■ ITEMS
______________________________
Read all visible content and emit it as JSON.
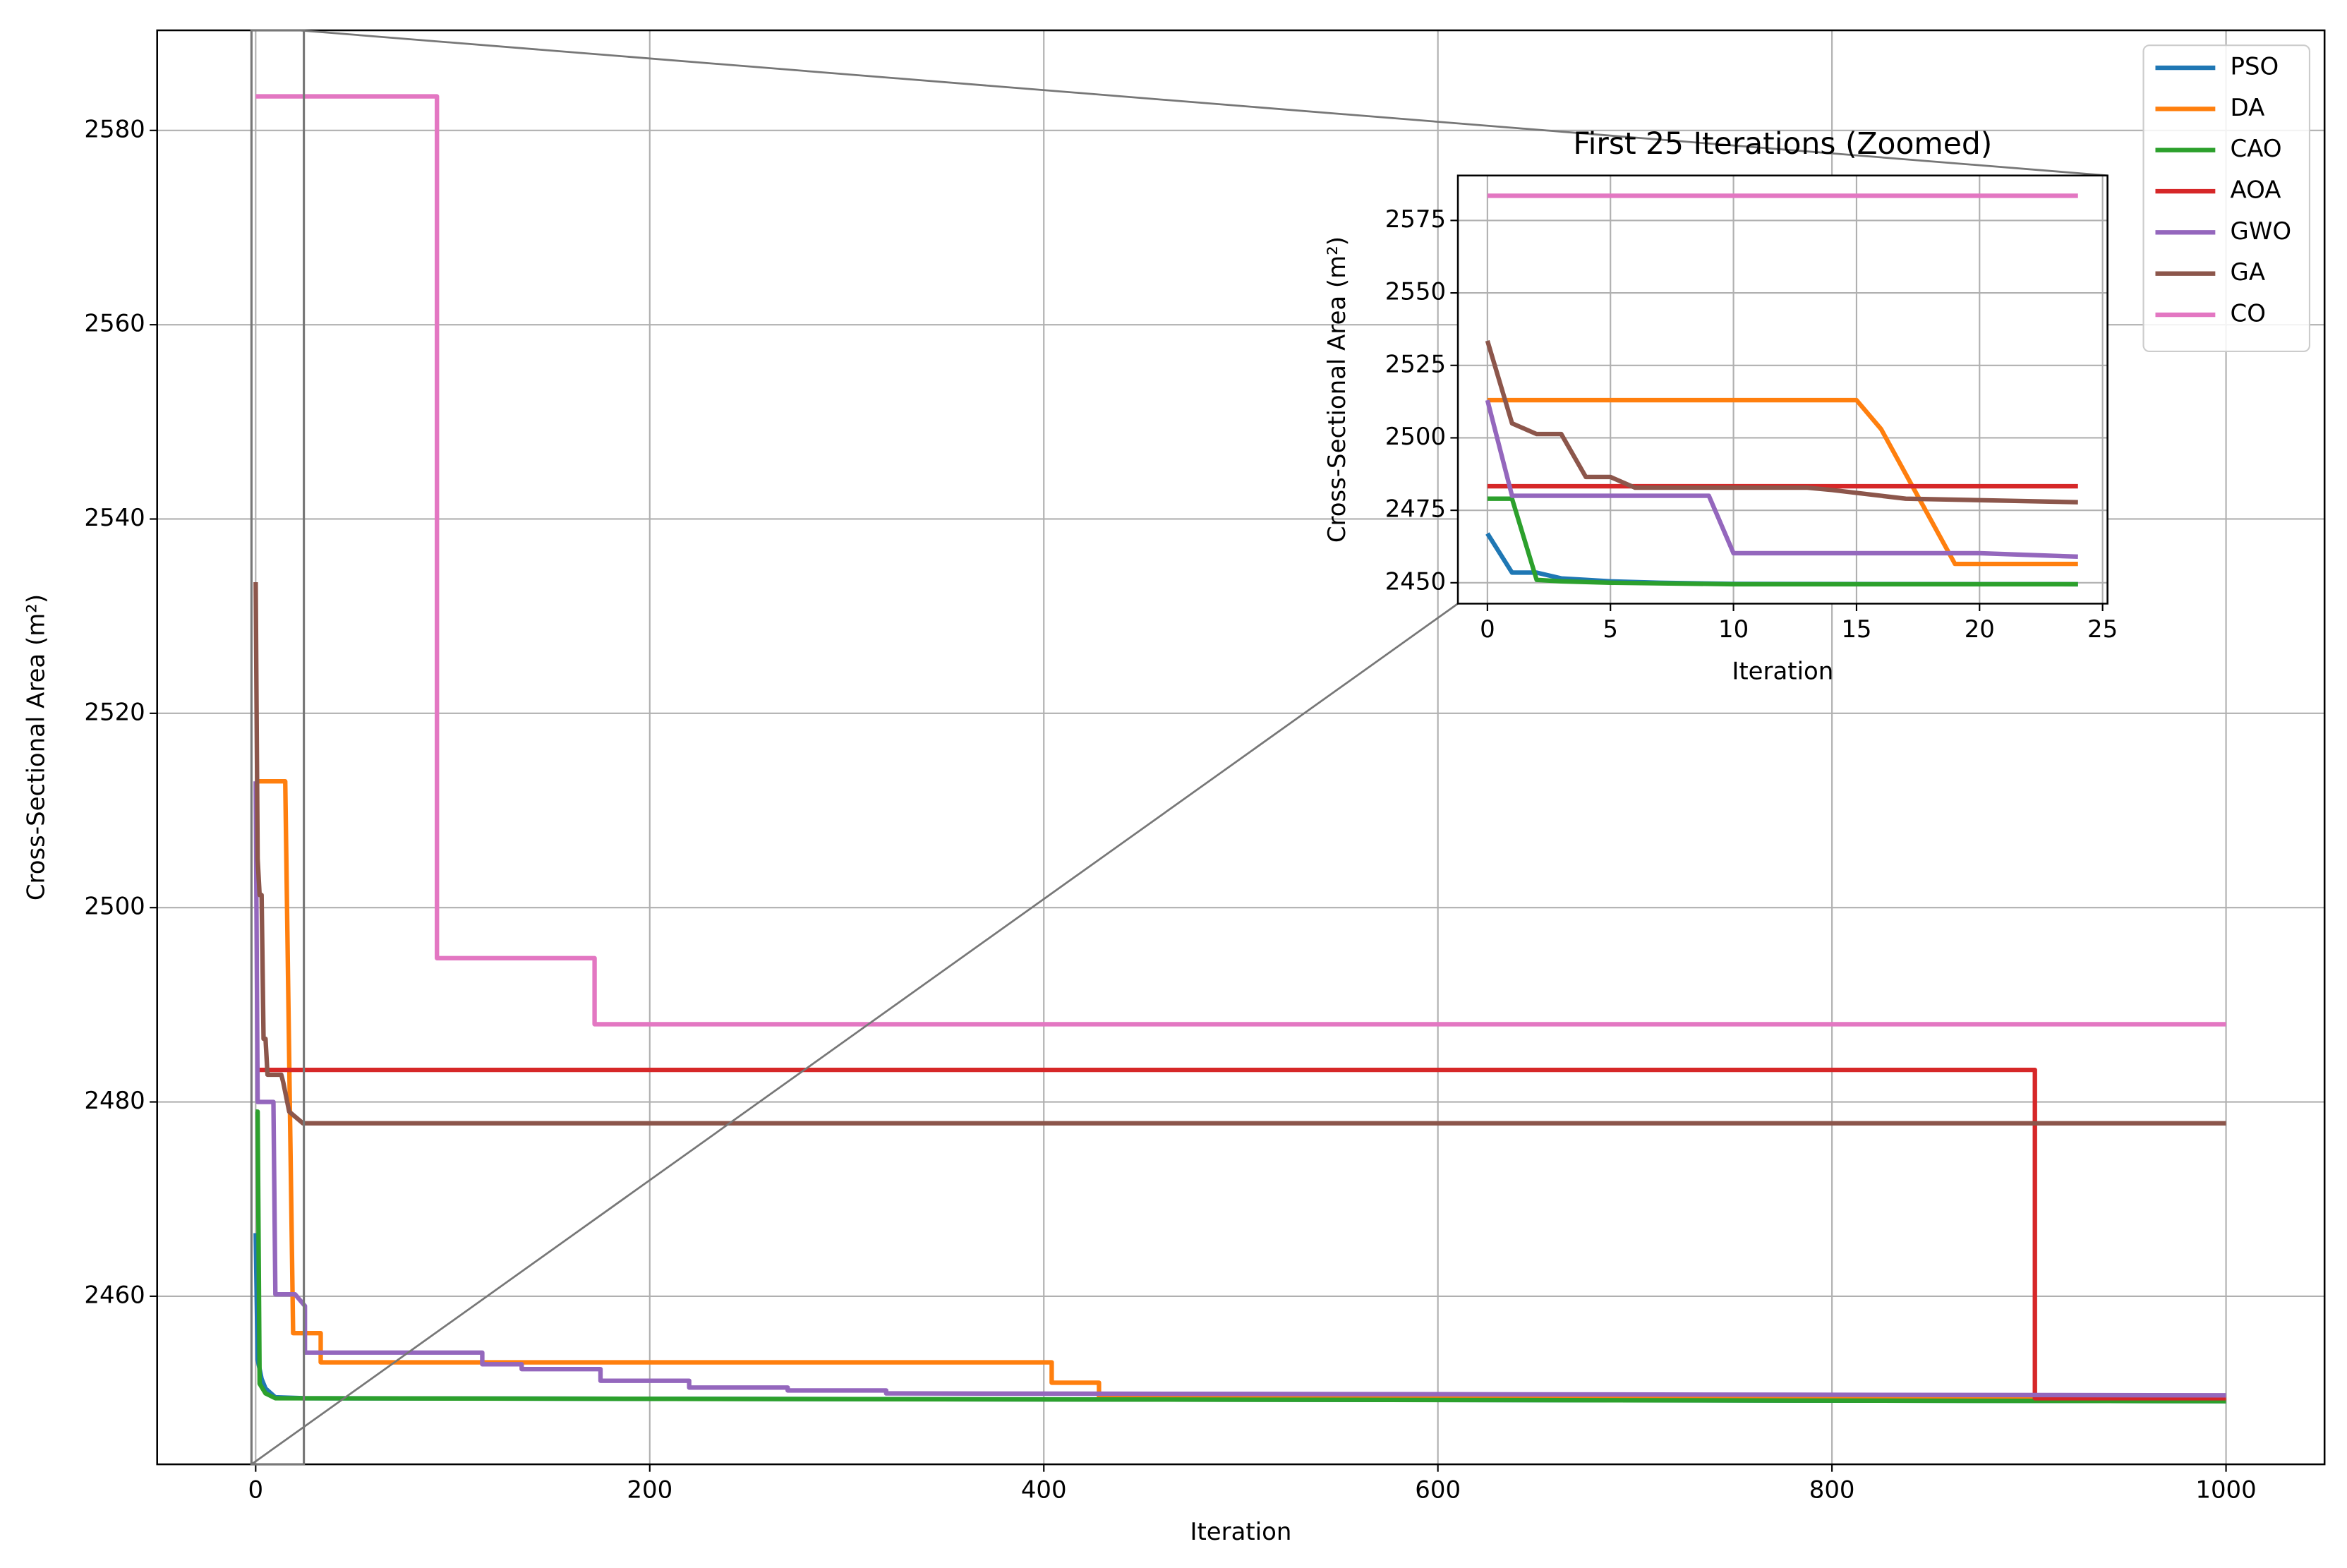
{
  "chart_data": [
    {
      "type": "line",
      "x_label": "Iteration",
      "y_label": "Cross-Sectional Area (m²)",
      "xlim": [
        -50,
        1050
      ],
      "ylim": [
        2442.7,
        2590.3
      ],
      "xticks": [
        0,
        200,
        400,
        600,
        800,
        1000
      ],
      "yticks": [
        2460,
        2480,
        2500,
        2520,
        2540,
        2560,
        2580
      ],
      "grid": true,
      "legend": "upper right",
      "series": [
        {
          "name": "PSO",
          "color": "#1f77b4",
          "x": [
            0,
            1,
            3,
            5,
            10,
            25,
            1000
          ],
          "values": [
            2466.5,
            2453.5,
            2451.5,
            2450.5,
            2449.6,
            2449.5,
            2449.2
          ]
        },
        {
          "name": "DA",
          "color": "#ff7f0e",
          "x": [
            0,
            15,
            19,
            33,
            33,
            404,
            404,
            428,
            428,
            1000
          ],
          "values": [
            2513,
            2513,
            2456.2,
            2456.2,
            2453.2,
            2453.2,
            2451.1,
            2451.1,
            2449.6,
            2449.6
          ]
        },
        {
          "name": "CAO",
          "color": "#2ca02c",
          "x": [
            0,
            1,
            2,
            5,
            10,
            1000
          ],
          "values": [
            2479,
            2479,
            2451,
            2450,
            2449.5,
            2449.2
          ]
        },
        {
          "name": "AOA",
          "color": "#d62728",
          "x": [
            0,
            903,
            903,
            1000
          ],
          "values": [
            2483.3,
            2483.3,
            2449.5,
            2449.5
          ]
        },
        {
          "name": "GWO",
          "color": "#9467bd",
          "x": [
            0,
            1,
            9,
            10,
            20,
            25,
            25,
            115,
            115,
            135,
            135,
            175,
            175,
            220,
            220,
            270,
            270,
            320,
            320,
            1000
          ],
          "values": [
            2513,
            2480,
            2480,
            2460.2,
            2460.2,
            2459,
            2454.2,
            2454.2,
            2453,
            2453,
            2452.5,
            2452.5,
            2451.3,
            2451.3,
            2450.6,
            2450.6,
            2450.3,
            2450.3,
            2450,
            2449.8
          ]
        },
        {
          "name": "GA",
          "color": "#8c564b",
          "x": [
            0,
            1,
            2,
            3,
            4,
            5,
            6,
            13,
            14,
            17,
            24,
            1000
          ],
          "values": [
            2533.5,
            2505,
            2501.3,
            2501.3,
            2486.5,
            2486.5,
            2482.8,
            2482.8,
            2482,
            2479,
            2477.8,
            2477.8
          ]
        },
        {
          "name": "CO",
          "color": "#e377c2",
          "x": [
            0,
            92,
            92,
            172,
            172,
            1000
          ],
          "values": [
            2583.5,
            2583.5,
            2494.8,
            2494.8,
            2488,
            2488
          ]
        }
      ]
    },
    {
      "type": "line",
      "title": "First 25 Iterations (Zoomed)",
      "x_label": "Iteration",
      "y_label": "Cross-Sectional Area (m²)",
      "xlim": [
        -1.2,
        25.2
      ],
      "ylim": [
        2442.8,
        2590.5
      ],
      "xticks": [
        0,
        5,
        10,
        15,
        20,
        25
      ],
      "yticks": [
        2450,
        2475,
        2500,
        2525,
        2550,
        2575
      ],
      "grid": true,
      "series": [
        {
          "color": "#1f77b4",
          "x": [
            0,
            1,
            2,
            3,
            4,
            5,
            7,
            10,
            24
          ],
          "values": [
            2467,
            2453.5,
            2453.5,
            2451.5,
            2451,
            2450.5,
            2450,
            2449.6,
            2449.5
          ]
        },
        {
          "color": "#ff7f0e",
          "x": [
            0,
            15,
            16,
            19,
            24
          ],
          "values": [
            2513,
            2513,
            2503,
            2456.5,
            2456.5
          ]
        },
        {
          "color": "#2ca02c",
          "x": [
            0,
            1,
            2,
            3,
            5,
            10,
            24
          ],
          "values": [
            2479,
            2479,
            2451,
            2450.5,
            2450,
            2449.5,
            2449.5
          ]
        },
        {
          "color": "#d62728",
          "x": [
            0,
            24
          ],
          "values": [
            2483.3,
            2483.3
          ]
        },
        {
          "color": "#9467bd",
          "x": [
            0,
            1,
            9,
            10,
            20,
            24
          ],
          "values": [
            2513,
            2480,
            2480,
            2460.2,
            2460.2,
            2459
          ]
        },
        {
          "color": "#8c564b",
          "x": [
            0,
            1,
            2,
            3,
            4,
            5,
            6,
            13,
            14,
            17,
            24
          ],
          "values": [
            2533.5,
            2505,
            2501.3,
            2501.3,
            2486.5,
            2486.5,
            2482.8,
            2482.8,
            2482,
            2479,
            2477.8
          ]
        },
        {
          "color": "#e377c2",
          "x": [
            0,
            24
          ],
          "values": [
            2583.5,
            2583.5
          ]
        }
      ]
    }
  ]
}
______________________________
■ WORK INSTRUCTIONS
Leave out the pictures and repeat everything else in the records exactly.

■ TASK ANSWER
Read all visible content and emit it as JSON.
{
  "chart_data": [
    {
      "type": "line",
      "x_label": "Iteration",
      "y_label": "Cross-Sectional Area (m²)",
      "xlim": [
        -50,
        1050
      ],
      "ylim": [
        2442.7,
        2590.3
      ],
      "xticks": [
        0,
        200,
        400,
        600,
        800,
        1000
      ],
      "yticks": [
        2460,
        2480,
        2500,
        2520,
        2540,
        2560,
        2580
      ],
      "grid": true,
      "legend": "upper right",
      "series": [
        {
          "name": "PSO",
          "color": "#1f77b4",
          "x": [
            0,
            1,
            3,
            5,
            10,
            25,
            1000
          ],
          "values": [
            2466.5,
            2453.5,
            2451.5,
            2450.5,
            2449.6,
            2449.5,
            2449.2
          ]
        },
        {
          "name": "DA",
          "color": "#ff7f0e",
          "x": [
            0,
            15,
            19,
            33,
            33,
            404,
            404,
            428,
            428,
            1000
          ],
          "values": [
            2513,
            2513,
            2456.2,
            2456.2,
            2453.2,
            2453.2,
            2451.1,
            2451.1,
            2449.6,
            2449.6
          ]
        },
        {
          "name": "CAO",
          "color": "#2ca02c",
          "x": [
            0,
            1,
            2,
            5,
            10,
            1000
          ],
          "values": [
            2479,
            2479,
            2451,
            2450,
            2449.5,
            2449.2
          ]
        },
        {
          "name": "AOA",
          "color": "#d62728",
          "x": [
            0,
            903,
            903,
            1000
          ],
          "values": [
            2483.3,
            2483.3,
            2449.5,
            2449.5
          ]
        },
        {
          "name": "GWO",
          "color": "#9467bd",
          "x": [
            0,
            1,
            9,
            10,
            20,
            25,
            25,
            115,
            115,
            135,
            135,
            175,
            175,
            220,
            220,
            270,
            270,
            320,
            320,
            1000
          ],
          "values": [
            2513,
            2480,
            2480,
            2460.2,
            2460.2,
            2459,
            2454.2,
            2454.2,
            2453,
            2453,
            2452.5,
            2452.5,
            2451.3,
            2451.3,
            2450.6,
            2450.6,
            2450.3,
            2450.3,
            2450,
            2449.8
          ]
        },
        {
          "name": "GA",
          "color": "#8c564b",
          "x": [
            0,
            1,
            2,
            3,
            4,
            5,
            6,
            13,
            14,
            17,
            24,
            1000
          ],
          "values": [
            2533.5,
            2505,
            2501.3,
            2501.3,
            2486.5,
            2486.5,
            2482.8,
            2482.8,
            2482,
            2479,
            2477.8,
            2477.8
          ]
        },
        {
          "name": "CO",
          "color": "#e377c2",
          "x": [
            0,
            92,
            92,
            172,
            172,
            1000
          ],
          "values": [
            2583.5,
            2583.5,
            2494.8,
            2494.8,
            2488,
            2488
          ]
        }
      ]
    },
    {
      "type": "line",
      "title": "First 25 Iterations (Zoomed)",
      "x_label": "Iteration",
      "y_label": "Cross-Sectional Area (m²)",
      "xlim": [
        -1.2,
        25.2
      ],
      "ylim": [
        2442.8,
        2590.5
      ],
      "xticks": [
        0,
        5,
        10,
        15,
        20,
        25
      ],
      "yticks": [
        2450,
        2475,
        2500,
        2525,
        2550,
        2575
      ],
      "grid": true,
      "series": [
        {
          "color": "#1f77b4",
          "x": [
            0,
            1,
            2,
            3,
            4,
            5,
            7,
            10,
            24
          ],
          "values": [
            2467,
            2453.5,
            2453.5,
            2451.5,
            2451,
            2450.5,
            2450,
            2449.6,
            2449.5
          ]
        },
        {
          "color": "#ff7f0e",
          "x": [
            0,
            15,
            16,
            19,
            24
          ],
          "values": [
            2513,
            2513,
            2503,
            2456.5,
            2456.5
          ]
        },
        {
          "color": "#2ca02c",
          "x": [
            0,
            1,
            2,
            3,
            5,
            10,
            24
          ],
          "values": [
            2479,
            2479,
            2451,
            2450.5,
            2450,
            2449.5,
            2449.5
          ]
        },
        {
          "color": "#d62728",
          "x": [
            0,
            24
          ],
          "values": [
            2483.3,
            2483.3
          ]
        },
        {
          "color": "#9467bd",
          "x": [
            0,
            1,
            9,
            10,
            20,
            24
          ],
          "values": [
            2513,
            2480,
            2480,
            2460.2,
            2460.2,
            2459
          ]
        },
        {
          "color": "#8c564b",
          "x": [
            0,
            1,
            2,
            3,
            4,
            5,
            6,
            13,
            14,
            17,
            24
          ],
          "values": [
            2533.5,
            2505,
            2501.3,
            2501.3,
            2486.5,
            2486.5,
            2482.8,
            2482.8,
            2482,
            2479,
            2477.8
          ]
        },
        {
          "color": "#e377c2",
          "x": [
            0,
            24
          ],
          "values": [
            2583.5,
            2583.5
          ]
        }
      ]
    }
  ]
}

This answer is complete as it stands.